Task:
Copy every entry exactly.

***** Input material

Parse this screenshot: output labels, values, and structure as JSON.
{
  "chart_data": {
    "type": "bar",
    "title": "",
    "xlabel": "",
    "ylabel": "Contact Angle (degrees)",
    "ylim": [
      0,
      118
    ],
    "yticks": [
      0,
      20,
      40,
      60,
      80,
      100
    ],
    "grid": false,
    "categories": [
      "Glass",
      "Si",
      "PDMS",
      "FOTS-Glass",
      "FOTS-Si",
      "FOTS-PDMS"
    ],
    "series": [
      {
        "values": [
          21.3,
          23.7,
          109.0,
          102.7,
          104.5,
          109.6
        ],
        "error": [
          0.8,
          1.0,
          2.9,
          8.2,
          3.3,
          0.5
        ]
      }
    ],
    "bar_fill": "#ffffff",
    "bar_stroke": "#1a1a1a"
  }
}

**********

Answer to this task:
Parse this screenshot: output labels, values, and structure as JSON.
{
  "chart_data": {
    "type": "bar",
    "title": "",
    "xlabel": "",
    "ylabel": "Contact Angle (degrees)",
    "ylim": [
      0,
      118
    ],
    "yticks": [
      0,
      20,
      40,
      60,
      80,
      100
    ],
    "grid": false,
    "categories": [
      "Glass",
      "Si",
      "PDMS",
      "FOTS-Glass",
      "FOTS-Si",
      "FOTS-PDMS"
    ],
    "series": [
      {
        "values": [
          21.3,
          23.7,
          109.0,
          102.7,
          104.5,
          109.6
        ],
        "error": [
          0.8,
          1.0,
          2.9,
          8.2,
          3.3,
          0.5
        ]
      }
    ],
    "bar_fill": "#ffffff",
    "bar_stroke": "#1a1a1a"
  }
}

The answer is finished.